### Items
-- -- --

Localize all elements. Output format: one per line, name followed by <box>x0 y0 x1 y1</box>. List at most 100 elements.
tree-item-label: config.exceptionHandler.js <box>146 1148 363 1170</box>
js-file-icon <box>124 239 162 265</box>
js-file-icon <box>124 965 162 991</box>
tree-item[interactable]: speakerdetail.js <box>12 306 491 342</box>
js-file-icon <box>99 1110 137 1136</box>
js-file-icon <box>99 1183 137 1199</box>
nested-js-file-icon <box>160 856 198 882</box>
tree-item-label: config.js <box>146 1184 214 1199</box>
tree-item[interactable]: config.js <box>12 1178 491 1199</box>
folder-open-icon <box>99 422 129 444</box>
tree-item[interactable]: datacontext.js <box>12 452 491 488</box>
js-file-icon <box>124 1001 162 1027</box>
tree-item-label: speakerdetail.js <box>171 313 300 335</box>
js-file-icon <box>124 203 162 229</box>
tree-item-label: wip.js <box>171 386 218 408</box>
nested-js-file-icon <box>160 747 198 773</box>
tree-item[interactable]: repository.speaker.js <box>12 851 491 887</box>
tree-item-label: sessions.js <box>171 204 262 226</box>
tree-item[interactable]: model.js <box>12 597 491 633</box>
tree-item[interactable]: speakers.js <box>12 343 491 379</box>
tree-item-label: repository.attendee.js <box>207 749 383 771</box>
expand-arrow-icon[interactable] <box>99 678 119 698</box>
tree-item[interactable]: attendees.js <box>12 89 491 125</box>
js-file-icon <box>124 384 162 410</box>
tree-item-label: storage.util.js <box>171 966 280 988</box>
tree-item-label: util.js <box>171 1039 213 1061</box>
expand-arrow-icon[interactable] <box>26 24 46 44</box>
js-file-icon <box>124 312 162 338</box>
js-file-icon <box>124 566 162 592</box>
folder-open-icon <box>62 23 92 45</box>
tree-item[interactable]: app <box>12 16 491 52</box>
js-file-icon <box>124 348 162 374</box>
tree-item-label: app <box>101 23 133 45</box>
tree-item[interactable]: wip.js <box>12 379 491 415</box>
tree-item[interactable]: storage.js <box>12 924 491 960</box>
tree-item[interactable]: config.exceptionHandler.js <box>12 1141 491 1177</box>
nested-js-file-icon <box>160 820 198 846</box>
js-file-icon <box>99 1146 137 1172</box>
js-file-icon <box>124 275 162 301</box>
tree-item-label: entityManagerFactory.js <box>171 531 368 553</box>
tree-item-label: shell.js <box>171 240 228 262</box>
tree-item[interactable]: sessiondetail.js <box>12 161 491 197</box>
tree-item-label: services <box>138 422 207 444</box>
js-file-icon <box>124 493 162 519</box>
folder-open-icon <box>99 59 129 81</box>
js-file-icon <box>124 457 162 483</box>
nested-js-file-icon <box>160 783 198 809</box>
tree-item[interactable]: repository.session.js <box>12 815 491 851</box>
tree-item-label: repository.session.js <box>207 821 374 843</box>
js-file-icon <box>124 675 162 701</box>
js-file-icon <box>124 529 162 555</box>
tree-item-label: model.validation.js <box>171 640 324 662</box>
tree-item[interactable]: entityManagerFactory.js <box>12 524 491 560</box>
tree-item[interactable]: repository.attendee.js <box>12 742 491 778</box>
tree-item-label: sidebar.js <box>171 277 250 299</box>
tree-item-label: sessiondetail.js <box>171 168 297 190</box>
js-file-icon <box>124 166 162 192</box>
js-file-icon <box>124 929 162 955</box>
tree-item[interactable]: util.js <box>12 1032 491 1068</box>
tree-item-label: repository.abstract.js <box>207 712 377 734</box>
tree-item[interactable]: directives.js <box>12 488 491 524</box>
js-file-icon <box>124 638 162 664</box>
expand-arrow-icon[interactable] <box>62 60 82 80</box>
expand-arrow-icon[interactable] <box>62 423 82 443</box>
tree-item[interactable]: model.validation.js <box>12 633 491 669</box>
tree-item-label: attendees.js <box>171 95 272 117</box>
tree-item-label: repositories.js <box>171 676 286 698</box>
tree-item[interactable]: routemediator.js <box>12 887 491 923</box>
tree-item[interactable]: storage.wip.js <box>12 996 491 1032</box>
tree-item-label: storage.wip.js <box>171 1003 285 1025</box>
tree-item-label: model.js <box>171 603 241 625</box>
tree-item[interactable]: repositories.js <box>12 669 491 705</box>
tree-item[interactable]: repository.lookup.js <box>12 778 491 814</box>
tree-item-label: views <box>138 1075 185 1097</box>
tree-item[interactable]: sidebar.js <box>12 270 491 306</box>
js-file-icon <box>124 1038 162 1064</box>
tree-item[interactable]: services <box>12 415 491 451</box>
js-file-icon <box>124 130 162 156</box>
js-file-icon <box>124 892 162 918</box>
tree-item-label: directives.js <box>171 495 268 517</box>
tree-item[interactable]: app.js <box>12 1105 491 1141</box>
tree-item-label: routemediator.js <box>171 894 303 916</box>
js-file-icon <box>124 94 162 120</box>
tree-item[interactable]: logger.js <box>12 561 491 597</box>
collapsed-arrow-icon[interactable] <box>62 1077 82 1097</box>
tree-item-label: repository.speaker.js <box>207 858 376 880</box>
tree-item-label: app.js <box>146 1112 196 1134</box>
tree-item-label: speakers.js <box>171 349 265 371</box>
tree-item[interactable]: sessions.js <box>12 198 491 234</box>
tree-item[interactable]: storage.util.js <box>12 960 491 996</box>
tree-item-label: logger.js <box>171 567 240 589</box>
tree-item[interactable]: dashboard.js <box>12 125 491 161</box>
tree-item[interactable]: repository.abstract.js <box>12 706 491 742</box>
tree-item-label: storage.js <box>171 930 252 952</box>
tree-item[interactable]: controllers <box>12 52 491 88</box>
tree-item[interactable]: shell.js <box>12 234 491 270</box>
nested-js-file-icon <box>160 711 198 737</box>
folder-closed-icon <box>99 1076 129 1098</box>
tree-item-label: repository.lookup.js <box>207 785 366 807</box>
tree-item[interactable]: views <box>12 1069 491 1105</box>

-- -- --

### Task to carry out
Copy every one of the rows above, unchanged.

### In response
Localize all elements. Output format: one per line, name followed by <box>x0 y0 x1 y1</box>. List at most 100 elements.
tree-item-label: config.exceptionHandler.js <box>146 1148 363 1170</box>
js-file-icon <box>124 239 162 265</box>
js-file-icon <box>124 965 162 991</box>
tree-item[interactable]: speakerdetail.js <box>12 306 491 342</box>
js-file-icon <box>99 1110 137 1136</box>
js-file-icon <box>99 1183 137 1199</box>
nested-js-file-icon <box>160 856 198 882</box>
tree-item-label: config.js <box>146 1184 214 1199</box>
tree-item[interactable]: config.js <box>12 1178 491 1199</box>
folder-open-icon <box>99 422 129 444</box>
tree-item[interactable]: datacontext.js <box>12 452 491 488</box>
js-file-icon <box>124 1001 162 1027</box>
tree-item-label: speakerdetail.js <box>171 313 300 335</box>
js-file-icon <box>124 203 162 229</box>
tree-item-label: wip.js <box>171 386 218 408</box>
nested-js-file-icon <box>160 747 198 773</box>
tree-item[interactable]: repository.speaker.js <box>12 851 491 887</box>
tree-item-label: sessions.js <box>171 204 262 226</box>
tree-item[interactable]: model.js <box>12 597 491 633</box>
tree-item[interactable]: speakers.js <box>12 343 491 379</box>
tree-item-label: repository.attendee.js <box>207 749 383 771</box>
expand-arrow-icon[interactable] <box>99 678 119 698</box>
tree-item[interactable]: attendees.js <box>12 89 491 125</box>
js-file-icon <box>124 384 162 410</box>
tree-item-label: storage.util.js <box>171 966 280 988</box>
tree-item-label: util.js <box>171 1039 213 1061</box>
expand-arrow-icon[interactable] <box>26 24 46 44</box>
js-file-icon <box>124 312 162 338</box>
js-file-icon <box>124 566 162 592</box>
folder-open-icon <box>62 23 92 45</box>
tree-item[interactable]: app <box>12 16 491 52</box>
js-file-icon <box>124 348 162 374</box>
tree-item-label: app <box>101 23 133 45</box>
tree-item[interactable]: wip.js <box>12 379 491 415</box>
tree-item[interactable]: storage.js <box>12 924 491 960</box>
tree-item[interactable]: config.exceptionHandler.js <box>12 1141 491 1177</box>
nested-js-file-icon <box>160 820 198 846</box>
js-file-icon <box>99 1146 137 1172</box>
js-file-icon <box>124 275 162 301</box>
tree-item-label: entityManagerFactory.js <box>171 531 368 553</box>
tree-item-label: shell.js <box>171 240 228 262</box>
tree-item[interactable]: sessiondetail.js <box>12 161 491 197</box>
tree-item-label: services <box>138 422 207 444</box>
js-file-icon <box>124 493 162 519</box>
folder-open-icon <box>99 59 129 81</box>
js-file-icon <box>124 457 162 483</box>
nested-js-file-icon <box>160 783 198 809</box>
tree-item[interactable]: repository.session.js <box>12 815 491 851</box>
tree-item-label: repository.session.js <box>207 821 374 843</box>
js-file-icon <box>124 675 162 701</box>
js-file-icon <box>124 529 162 555</box>
tree-item-label: model.validation.js <box>171 640 324 662</box>
tree-item[interactable]: entityManagerFactory.js <box>12 524 491 560</box>
tree-item[interactable]: repository.attendee.js <box>12 742 491 778</box>
tree-item-label: sidebar.js <box>171 277 250 299</box>
tree-item-label: sessiondetail.js <box>171 168 297 190</box>
js-file-icon <box>124 166 162 192</box>
js-file-icon <box>124 929 162 955</box>
tree-item[interactable]: util.js <box>12 1032 491 1068</box>
tree-item-label: repository.abstract.js <box>207 712 377 734</box>
tree-item[interactable]: directives.js <box>12 488 491 524</box>
js-file-icon <box>124 638 162 664</box>
expand-arrow-icon[interactable] <box>62 60 82 80</box>
expand-arrow-icon[interactable] <box>62 423 82 443</box>
tree-item[interactable]: model.validation.js <box>12 633 491 669</box>
tree-item-label: attendees.js <box>171 95 272 117</box>
tree-item-label: repositories.js <box>171 676 286 698</box>
tree-item[interactable]: routemediator.js <box>12 887 491 923</box>
tree-item[interactable]: storage.wip.js <box>12 996 491 1032</box>
tree-item-label: storage.wip.js <box>171 1003 285 1025</box>
tree-item-label: model.js <box>171 603 241 625</box>
tree-item[interactable]: repositories.js <box>12 669 491 705</box>
tree-item[interactable]: repository.lookup.js <box>12 778 491 814</box>
tree-item-label: views <box>138 1075 185 1097</box>
tree-item[interactable]: sidebar.js <box>12 270 491 306</box>
js-file-icon <box>124 1038 162 1064</box>
tree-item[interactable]: services <box>12 415 491 451</box>
js-file-icon <box>124 130 162 156</box>
js-file-icon <box>124 892 162 918</box>
tree-item-label: directives.js <box>171 495 268 517</box>
tree-item[interactable]: app.js <box>12 1105 491 1141</box>
tree-item-label: routemediator.js <box>171 894 303 916</box>
js-file-icon <box>124 94 162 120</box>
tree-item[interactable]: logger.js <box>12 561 491 597</box>
collapsed-arrow-icon[interactable] <box>62 1077 82 1097</box>
tree-item-label: repository.speaker.js <box>207 858 376 880</box>
tree-item-label: app.js <box>146 1112 196 1134</box>
tree-item-label: speakers.js <box>171 349 265 371</box>
tree-item[interactable]: sessions.js <box>12 198 491 234</box>
tree-item[interactable]: storage.util.js <box>12 960 491 996</box>
tree-item-label: logger.js <box>171 567 240 589</box>
tree-item[interactable]: dashboard.js <box>12 125 491 161</box>
tree-item[interactable]: repository.abstract.js <box>12 706 491 742</box>
tree-item-label: storage.js <box>171 930 252 952</box>
tree-item[interactable]: controllers <box>12 52 491 88</box>
tree-item[interactable]: shell.js <box>12 234 491 270</box>
nested-js-file-icon <box>160 711 198 737</box>
folder-closed-icon <box>99 1076 129 1098</box>
tree-item-label: repository.lookup.js <box>207 785 366 807</box>
tree-item[interactable]: views <box>12 1069 491 1105</box>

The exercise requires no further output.